_Exercise instructions_
Within this material, how many lines have the string "Staff" in them? The answer is a number, with nothing added.

_Information provided_

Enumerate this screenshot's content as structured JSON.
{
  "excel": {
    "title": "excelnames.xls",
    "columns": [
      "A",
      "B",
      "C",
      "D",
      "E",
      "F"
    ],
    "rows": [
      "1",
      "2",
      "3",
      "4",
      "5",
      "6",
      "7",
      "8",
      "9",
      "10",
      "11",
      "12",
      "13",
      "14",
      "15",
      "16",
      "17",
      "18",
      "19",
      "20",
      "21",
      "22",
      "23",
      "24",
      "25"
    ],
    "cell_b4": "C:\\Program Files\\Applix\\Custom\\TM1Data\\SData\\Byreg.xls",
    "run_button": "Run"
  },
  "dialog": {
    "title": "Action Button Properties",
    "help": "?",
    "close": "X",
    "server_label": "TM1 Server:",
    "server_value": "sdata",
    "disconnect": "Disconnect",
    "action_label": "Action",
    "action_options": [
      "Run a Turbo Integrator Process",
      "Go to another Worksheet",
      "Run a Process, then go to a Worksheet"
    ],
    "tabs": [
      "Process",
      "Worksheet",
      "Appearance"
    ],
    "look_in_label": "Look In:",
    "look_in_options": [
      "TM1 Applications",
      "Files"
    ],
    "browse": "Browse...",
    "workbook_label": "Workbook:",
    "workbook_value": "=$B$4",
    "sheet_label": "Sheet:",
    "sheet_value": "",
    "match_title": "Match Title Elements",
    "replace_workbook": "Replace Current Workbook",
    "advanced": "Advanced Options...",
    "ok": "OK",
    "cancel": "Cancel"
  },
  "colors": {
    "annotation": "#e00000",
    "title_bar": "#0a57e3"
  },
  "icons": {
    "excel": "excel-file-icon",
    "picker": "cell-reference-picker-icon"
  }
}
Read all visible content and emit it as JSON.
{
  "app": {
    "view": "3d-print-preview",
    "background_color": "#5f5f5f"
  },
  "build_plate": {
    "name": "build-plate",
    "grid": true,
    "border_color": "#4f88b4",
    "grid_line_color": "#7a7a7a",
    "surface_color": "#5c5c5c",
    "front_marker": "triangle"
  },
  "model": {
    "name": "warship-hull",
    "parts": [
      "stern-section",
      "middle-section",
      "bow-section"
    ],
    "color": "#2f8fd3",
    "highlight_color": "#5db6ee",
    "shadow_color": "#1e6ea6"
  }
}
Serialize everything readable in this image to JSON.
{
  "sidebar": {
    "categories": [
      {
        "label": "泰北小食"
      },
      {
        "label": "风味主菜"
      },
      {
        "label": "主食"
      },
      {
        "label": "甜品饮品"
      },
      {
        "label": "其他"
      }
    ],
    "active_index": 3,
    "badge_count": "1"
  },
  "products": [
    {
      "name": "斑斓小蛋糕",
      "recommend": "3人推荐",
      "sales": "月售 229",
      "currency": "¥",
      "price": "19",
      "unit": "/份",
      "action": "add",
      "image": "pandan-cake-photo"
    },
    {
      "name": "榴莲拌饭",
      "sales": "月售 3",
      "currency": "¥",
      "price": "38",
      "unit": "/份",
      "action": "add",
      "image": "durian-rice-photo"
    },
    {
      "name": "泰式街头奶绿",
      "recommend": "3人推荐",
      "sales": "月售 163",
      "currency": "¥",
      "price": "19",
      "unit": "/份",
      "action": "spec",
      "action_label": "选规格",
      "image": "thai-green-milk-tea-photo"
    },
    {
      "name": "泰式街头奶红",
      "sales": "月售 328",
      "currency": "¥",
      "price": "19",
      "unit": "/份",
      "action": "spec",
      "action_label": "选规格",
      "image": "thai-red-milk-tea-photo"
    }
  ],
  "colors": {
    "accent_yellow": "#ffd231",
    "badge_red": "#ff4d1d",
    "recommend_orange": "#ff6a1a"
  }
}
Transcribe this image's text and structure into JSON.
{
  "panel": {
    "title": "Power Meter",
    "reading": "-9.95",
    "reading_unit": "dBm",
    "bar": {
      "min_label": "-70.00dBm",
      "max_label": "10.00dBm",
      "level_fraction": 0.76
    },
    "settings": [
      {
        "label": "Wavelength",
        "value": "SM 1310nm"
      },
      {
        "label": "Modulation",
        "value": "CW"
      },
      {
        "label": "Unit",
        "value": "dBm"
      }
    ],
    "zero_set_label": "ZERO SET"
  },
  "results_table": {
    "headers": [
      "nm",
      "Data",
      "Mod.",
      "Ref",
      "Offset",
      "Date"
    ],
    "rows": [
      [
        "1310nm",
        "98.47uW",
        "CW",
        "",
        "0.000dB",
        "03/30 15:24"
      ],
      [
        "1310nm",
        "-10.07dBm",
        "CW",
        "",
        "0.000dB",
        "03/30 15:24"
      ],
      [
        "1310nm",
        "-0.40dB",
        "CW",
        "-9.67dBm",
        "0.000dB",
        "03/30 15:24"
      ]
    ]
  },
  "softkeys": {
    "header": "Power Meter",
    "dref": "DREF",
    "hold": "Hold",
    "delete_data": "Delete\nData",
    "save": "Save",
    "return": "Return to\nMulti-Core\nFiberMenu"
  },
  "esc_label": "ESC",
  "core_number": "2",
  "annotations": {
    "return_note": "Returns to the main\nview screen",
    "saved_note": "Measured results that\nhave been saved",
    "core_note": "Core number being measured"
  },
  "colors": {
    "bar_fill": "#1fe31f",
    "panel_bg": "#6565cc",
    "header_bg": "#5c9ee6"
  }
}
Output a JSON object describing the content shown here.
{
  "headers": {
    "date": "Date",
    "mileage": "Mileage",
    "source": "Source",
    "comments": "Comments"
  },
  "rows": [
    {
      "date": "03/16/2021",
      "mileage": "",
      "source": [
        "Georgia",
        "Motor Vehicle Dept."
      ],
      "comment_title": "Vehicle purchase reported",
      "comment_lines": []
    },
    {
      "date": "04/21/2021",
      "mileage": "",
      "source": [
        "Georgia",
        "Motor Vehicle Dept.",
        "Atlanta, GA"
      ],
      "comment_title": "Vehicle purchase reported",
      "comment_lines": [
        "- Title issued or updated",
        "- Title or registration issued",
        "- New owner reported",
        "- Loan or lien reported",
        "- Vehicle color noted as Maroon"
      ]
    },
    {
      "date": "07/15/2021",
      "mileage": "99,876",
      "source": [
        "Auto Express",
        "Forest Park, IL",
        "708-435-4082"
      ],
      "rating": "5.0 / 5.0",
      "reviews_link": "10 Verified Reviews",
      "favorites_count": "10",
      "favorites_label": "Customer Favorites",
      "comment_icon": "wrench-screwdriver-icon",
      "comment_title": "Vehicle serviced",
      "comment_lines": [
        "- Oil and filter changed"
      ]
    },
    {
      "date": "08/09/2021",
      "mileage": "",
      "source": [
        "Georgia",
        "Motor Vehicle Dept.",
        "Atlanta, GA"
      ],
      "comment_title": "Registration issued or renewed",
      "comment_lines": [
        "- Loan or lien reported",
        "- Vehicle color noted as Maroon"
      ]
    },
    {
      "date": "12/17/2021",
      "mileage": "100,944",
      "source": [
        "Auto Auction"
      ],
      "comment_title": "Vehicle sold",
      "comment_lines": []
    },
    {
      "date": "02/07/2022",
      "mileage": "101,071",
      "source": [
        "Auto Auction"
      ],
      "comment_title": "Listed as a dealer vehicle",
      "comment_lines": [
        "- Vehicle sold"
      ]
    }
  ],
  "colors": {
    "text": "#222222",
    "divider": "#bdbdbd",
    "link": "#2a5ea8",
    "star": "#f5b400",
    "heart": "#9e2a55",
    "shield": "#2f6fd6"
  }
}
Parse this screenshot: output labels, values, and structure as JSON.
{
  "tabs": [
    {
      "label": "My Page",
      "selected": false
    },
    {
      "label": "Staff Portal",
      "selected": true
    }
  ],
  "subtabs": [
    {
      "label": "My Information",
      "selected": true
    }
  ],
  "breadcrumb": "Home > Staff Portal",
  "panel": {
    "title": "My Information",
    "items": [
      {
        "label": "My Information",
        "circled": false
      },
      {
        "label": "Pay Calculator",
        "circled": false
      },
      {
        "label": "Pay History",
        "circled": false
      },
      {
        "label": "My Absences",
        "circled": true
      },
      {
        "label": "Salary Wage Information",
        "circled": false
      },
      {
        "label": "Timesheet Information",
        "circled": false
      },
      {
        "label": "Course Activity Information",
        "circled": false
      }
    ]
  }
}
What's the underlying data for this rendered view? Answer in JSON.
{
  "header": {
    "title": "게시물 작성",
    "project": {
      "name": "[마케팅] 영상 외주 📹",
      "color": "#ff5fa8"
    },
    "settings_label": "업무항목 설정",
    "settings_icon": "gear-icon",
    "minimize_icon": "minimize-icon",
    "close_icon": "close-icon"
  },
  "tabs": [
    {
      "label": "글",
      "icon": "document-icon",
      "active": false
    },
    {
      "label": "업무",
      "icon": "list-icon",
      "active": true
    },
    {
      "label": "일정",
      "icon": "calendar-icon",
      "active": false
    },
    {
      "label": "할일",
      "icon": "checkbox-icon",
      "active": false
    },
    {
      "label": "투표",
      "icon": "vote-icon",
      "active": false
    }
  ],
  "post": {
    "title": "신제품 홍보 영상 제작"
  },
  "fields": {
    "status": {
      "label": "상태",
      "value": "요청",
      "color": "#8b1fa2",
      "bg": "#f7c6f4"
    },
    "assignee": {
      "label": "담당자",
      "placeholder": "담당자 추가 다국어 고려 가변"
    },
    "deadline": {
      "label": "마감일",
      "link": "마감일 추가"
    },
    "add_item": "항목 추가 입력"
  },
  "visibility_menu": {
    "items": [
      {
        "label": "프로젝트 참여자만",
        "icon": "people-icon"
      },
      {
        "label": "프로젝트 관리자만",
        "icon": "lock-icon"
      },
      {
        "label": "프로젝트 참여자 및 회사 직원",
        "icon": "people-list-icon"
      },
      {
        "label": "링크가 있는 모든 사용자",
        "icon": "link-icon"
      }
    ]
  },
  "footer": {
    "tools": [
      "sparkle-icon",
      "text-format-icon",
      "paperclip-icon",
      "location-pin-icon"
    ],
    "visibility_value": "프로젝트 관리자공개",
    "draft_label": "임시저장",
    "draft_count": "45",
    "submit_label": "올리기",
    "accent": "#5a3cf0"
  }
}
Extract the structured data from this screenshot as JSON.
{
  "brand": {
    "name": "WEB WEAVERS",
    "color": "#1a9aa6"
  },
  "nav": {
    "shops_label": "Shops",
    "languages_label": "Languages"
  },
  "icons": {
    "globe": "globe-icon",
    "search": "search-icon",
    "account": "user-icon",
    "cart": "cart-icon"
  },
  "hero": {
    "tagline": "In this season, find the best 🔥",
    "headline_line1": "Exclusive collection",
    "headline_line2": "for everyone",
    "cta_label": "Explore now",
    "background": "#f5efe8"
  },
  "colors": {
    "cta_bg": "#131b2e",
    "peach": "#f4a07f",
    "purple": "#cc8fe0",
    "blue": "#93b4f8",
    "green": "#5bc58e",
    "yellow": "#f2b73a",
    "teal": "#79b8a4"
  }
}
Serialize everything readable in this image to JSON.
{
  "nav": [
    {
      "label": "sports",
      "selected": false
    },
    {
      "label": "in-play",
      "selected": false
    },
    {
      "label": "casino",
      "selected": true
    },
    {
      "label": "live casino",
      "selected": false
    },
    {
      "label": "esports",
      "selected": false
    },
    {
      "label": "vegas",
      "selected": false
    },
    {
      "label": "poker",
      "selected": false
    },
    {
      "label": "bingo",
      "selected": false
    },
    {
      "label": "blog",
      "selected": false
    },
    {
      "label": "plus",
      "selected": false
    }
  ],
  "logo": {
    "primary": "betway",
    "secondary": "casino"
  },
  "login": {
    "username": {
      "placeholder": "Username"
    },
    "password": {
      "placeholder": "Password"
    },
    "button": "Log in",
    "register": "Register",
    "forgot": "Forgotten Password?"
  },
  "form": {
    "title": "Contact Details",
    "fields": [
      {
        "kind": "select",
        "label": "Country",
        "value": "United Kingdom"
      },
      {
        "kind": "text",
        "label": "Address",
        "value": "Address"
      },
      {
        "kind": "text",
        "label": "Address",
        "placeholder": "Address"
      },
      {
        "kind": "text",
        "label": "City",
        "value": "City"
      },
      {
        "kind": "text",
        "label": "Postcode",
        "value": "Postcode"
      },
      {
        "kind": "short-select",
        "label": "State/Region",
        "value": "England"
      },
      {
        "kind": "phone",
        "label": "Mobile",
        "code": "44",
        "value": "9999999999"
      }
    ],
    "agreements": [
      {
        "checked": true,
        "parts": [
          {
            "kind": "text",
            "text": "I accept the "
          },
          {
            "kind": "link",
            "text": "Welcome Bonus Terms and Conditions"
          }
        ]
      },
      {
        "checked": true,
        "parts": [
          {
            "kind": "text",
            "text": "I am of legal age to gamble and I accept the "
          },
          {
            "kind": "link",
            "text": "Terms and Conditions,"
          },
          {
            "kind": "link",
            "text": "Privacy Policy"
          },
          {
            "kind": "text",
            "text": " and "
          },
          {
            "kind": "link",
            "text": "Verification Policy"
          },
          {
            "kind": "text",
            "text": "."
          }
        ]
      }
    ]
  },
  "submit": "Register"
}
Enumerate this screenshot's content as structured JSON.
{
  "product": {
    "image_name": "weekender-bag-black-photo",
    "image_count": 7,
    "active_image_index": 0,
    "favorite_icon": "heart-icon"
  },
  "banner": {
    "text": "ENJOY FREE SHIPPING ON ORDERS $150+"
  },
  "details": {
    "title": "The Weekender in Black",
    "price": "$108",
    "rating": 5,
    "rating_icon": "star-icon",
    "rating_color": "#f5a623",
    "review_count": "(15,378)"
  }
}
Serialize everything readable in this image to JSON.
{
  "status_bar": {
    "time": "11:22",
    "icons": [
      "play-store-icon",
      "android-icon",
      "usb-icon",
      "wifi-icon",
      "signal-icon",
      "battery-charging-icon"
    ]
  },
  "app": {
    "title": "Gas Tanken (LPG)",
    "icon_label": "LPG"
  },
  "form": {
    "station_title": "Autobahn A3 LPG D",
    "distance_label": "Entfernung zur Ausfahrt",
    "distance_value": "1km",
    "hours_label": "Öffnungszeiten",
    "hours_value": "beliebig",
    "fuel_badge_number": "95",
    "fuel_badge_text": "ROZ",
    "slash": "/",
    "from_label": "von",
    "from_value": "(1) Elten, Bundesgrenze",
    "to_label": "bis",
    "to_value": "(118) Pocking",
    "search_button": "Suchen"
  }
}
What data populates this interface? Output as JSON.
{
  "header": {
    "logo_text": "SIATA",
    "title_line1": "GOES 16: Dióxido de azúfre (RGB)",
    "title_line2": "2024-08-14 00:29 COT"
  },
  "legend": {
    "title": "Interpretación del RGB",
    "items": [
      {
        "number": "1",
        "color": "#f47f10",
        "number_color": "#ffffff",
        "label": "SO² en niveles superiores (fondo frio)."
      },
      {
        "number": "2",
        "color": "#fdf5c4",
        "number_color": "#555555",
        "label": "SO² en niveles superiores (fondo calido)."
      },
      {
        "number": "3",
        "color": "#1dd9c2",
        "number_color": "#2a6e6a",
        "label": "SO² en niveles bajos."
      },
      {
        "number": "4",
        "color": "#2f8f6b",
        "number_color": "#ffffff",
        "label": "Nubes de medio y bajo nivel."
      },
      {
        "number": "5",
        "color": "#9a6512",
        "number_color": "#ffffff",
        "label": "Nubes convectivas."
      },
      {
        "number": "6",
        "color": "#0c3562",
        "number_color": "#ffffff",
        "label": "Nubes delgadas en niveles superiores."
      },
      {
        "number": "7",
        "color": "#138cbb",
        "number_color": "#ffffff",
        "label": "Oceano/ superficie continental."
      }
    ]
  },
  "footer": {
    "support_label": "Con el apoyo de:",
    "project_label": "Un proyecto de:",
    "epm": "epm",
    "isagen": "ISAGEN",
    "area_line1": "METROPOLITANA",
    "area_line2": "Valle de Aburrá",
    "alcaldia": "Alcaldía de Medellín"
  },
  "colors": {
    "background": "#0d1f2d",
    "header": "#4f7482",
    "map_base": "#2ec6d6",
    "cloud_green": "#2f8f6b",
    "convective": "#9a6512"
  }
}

_Result_
2